-- begin Input data --

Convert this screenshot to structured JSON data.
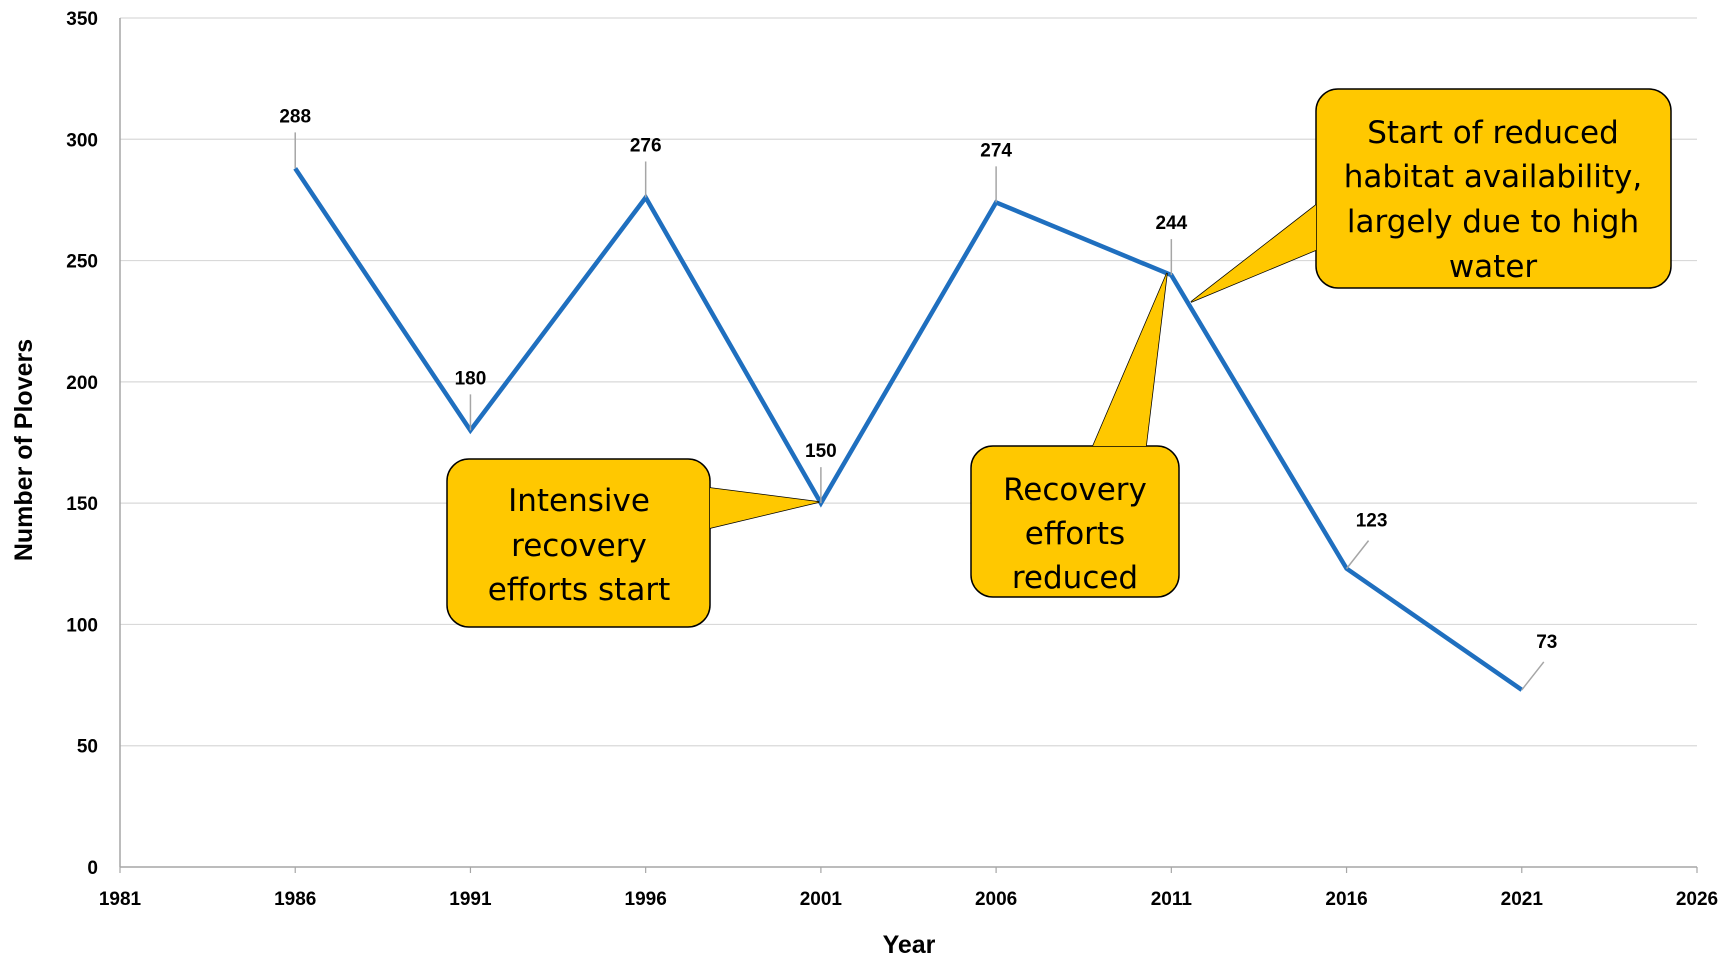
{
  "chart_data": {
    "type": "line",
    "title": "",
    "xlabel": "Year",
    "ylabel": "Number of Plovers",
    "xlim": [
      1981,
      2026
    ],
    "ylim": [
      0,
      350
    ],
    "xticks": [
      1981,
      1986,
      1991,
      1996,
      2001,
      2006,
      2011,
      2016,
      2021,
      2026
    ],
    "yticks": [
      0,
      50,
      100,
      150,
      200,
      250,
      300,
      350
    ],
    "grid": "horizontal",
    "legend": "none",
    "series": [
      {
        "color": "#1f6fbf",
        "points": [
          {
            "x": 1986,
            "y": 288
          },
          {
            "x": 1991,
            "y": 180
          },
          {
            "x": 1996,
            "y": 276
          },
          {
            "x": 2001,
            "y": 150
          },
          {
            "x": 2006,
            "y": 274
          },
          {
            "x": 2011,
            "y": 244
          },
          {
            "x": 2016,
            "y": 123
          },
          {
            "x": 2021,
            "y": 73
          }
        ]
      }
    ],
    "annotations": [
      {
        "name": "callout-intensive-recovery",
        "lines": [
          "Intensive",
          "recovery",
          "efforts start"
        ],
        "x": 2001,
        "y": 150
      },
      {
        "name": "callout-recovery-reduced",
        "lines": [
          "Recovery",
          "efforts",
          "reduced"
        ],
        "x": 2011,
        "y": 244
      },
      {
        "name": "callout-habitat-reduced",
        "lines": [
          "Start of reduced",
          "habitat availability,",
          "largely due to high",
          "water"
        ],
        "x": 2011,
        "y": 244
      }
    ],
    "callout_color": "#ffc800"
  }
}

-- end Input data --

▶ Exercise requirements
Without the pictures, restate each entry exactly.

▶ Expected answer
Convert this screenshot to structured JSON data.
{
  "chart_data": {
    "type": "line",
    "title": "",
    "xlabel": "Year",
    "ylabel": "Number of Plovers",
    "xlim": [
      1981,
      2026
    ],
    "ylim": [
      0,
      350
    ],
    "xticks": [
      1981,
      1986,
      1991,
      1996,
      2001,
      2006,
      2011,
      2016,
      2021,
      2026
    ],
    "yticks": [
      0,
      50,
      100,
      150,
      200,
      250,
      300,
      350
    ],
    "grid": "horizontal",
    "legend": "none",
    "series": [
      {
        "color": "#1f6fbf",
        "points": [
          {
            "x": 1986,
            "y": 288
          },
          {
            "x": 1991,
            "y": 180
          },
          {
            "x": 1996,
            "y": 276
          },
          {
            "x": 2001,
            "y": 150
          },
          {
            "x": 2006,
            "y": 274
          },
          {
            "x": 2011,
            "y": 244
          },
          {
            "x": 2016,
            "y": 123
          },
          {
            "x": 2021,
            "y": 73
          }
        ]
      }
    ],
    "annotations": [
      {
        "name": "callout-intensive-recovery",
        "lines": [
          "Intensive",
          "recovery",
          "efforts start"
        ],
        "x": 2001,
        "y": 150
      },
      {
        "name": "callout-recovery-reduced",
        "lines": [
          "Recovery",
          "efforts",
          "reduced"
        ],
        "x": 2011,
        "y": 244
      },
      {
        "name": "callout-habitat-reduced",
        "lines": [
          "Start of reduced",
          "habitat availability,",
          "largely due to high",
          "water"
        ],
        "x": 2011,
        "y": 244
      }
    ],
    "callout_color": "#ffc800"
  }
}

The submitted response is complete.